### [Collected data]
* * * * * * *
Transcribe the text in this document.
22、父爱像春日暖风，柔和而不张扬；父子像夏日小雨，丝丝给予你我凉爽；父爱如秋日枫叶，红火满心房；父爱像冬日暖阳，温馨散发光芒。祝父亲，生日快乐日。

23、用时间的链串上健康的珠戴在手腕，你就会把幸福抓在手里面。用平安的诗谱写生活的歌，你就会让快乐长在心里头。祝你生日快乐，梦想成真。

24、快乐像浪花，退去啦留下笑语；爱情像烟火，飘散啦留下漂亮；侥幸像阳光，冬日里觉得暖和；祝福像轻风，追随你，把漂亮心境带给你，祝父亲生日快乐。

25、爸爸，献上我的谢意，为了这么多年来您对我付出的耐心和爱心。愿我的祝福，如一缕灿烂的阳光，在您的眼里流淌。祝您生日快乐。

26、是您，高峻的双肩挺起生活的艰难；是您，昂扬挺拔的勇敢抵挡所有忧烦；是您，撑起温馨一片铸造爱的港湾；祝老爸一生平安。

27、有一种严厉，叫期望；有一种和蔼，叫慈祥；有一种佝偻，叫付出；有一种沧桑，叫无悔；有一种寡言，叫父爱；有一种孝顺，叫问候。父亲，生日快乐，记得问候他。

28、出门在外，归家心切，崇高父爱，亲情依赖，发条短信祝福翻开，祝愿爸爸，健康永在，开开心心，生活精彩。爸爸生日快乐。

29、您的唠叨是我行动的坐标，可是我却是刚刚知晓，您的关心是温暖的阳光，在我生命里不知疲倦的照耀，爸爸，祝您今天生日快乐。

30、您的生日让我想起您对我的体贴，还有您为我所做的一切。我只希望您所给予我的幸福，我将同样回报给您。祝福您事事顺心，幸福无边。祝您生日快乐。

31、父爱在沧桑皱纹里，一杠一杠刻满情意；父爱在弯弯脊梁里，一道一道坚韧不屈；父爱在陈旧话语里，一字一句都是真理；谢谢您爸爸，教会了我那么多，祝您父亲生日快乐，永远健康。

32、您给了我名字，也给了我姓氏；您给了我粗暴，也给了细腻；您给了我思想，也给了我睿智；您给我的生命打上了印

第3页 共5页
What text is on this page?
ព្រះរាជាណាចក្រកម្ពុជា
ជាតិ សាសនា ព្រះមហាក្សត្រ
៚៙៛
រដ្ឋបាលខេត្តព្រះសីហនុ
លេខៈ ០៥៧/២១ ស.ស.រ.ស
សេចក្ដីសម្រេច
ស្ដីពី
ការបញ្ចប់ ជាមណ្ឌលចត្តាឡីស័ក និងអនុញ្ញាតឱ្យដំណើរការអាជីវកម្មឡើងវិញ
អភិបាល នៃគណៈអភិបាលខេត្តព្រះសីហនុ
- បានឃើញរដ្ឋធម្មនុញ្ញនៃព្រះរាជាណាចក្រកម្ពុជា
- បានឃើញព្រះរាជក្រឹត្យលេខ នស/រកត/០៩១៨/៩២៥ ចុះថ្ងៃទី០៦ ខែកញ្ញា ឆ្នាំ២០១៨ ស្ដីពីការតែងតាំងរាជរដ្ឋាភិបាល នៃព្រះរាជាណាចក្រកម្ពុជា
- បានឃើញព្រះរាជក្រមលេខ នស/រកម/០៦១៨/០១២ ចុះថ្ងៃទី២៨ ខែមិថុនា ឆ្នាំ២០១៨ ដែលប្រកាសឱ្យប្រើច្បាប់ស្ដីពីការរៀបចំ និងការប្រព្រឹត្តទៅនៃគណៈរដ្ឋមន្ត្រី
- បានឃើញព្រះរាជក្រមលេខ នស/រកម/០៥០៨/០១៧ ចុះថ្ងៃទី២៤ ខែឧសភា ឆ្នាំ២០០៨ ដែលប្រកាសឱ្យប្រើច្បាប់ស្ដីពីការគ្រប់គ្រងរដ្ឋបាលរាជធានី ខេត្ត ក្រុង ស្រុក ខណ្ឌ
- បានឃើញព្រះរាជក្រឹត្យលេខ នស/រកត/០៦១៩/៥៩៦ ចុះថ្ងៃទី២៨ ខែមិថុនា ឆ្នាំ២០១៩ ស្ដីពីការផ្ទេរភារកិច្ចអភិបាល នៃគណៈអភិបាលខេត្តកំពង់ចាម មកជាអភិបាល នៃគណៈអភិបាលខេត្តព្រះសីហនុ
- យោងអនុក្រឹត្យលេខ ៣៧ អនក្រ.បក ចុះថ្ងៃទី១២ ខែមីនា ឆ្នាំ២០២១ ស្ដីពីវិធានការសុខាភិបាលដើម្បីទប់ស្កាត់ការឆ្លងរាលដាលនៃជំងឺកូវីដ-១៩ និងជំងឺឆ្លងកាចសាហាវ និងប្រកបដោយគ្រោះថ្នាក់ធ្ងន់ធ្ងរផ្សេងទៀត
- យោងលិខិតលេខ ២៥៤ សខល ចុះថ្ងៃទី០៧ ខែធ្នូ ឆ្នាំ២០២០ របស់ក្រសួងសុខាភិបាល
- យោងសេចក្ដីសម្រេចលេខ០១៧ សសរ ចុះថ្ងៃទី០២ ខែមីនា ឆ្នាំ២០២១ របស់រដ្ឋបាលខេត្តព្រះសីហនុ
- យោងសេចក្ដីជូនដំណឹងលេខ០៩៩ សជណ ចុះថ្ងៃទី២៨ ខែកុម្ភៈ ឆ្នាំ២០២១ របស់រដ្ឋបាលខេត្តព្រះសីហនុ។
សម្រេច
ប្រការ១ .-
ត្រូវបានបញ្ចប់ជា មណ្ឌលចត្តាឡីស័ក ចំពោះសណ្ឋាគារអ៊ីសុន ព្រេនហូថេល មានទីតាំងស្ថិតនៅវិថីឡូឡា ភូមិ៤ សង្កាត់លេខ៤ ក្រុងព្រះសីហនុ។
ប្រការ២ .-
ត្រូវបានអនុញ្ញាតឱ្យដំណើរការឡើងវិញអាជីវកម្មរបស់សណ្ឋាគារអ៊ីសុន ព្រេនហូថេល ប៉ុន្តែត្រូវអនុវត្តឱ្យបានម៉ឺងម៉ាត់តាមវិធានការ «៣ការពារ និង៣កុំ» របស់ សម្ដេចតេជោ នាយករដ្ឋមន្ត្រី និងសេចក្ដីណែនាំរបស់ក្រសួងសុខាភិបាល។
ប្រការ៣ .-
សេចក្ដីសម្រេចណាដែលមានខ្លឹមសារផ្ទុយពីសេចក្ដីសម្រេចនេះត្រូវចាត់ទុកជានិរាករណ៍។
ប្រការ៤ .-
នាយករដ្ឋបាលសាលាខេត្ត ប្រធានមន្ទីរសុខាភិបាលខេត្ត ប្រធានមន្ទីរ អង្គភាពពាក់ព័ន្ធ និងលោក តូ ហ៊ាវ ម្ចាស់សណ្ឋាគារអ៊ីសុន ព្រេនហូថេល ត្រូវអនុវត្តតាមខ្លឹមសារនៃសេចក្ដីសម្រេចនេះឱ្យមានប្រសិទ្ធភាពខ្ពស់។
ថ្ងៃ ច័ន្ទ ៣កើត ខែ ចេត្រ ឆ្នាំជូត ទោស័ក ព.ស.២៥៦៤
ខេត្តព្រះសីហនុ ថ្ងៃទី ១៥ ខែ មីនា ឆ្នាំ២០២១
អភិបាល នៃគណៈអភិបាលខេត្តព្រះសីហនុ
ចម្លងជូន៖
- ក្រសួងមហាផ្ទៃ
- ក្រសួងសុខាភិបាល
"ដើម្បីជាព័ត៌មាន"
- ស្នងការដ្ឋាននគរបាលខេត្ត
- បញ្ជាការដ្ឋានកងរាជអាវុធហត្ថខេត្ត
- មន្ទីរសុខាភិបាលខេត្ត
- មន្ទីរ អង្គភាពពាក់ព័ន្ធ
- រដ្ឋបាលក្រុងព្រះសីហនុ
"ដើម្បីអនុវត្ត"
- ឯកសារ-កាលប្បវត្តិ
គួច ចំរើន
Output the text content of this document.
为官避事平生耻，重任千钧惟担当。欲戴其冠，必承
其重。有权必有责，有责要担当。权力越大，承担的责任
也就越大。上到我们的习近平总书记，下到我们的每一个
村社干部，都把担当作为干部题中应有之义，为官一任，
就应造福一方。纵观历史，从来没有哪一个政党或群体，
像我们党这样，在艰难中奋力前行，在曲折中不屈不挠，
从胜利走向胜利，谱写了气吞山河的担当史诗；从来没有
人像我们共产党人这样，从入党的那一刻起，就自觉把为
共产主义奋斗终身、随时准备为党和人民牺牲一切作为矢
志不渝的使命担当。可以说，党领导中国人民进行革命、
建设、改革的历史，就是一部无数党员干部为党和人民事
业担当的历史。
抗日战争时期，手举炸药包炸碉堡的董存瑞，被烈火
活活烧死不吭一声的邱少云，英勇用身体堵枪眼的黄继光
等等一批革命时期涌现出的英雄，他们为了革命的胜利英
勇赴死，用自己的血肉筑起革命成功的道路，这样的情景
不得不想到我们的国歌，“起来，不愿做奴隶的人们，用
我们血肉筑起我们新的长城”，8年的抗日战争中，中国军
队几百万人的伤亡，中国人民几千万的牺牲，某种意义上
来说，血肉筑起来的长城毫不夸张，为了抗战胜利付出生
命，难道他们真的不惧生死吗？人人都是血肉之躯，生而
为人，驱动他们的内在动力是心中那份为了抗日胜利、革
* * * * * * *
### [What is expected]
Find the line containing "Output the text content of this document." in the material above. Print it and every line after it through the end, exactly and only those.

### [Result of the task]
Output the text content of this document.
为官避事平生耻，重任千钧惟担当。欲戴其冠，必承
其重。有权必有责，有责要担当。权力越大，承担的责任
也就越大。上到我们的习近平总书记，下到我们的每一个
村社干部，都把担当作为干部题中应有之义，为官一任，
就应造福一方。纵观历史，从来没有哪一个政党或群体，
像我们党这样，在艰难中奋力前行，在曲折中不屈不挠，
从胜利走向胜利，谱写了气吞山河的担当史诗；从来没有
人像我们共产党人这样，从入党的那一刻起，就自觉把为
共产主义奋斗终身、随时准备为党和人民牺牲一切作为矢
志不渝的使命担当。可以说，党领导中国人民进行革命、
建设、改革的历史，就是一部无数党员干部为党和人民事
业担当的历史。
抗日战争时期，手举炸药包炸碉堡的董存瑞，被烈火
活活烧死不吭一声的邱少云，英勇用身体堵枪眼的黄继光
等等一批革命时期涌现出的英雄，他们为了革命的胜利英
勇赴死，用自己的血肉筑起革命成功的道路，这样的情景
不得不想到我们的国歌，“起来，不愿做奴隶的人们，用
我们血肉筑起我们新的长城”，8年的抗日战争中，中国军
队几百万人的伤亡，中国人民几千万的牺牲，某种意义上
来说，血肉筑起来的长城毫不夸张，为了抗战胜利付出生
命，难道他们真的不惧生死吗？人人都是血肉之躯，生而
为人，驱动他们的内在动力是心中那份为了抗日胜利、革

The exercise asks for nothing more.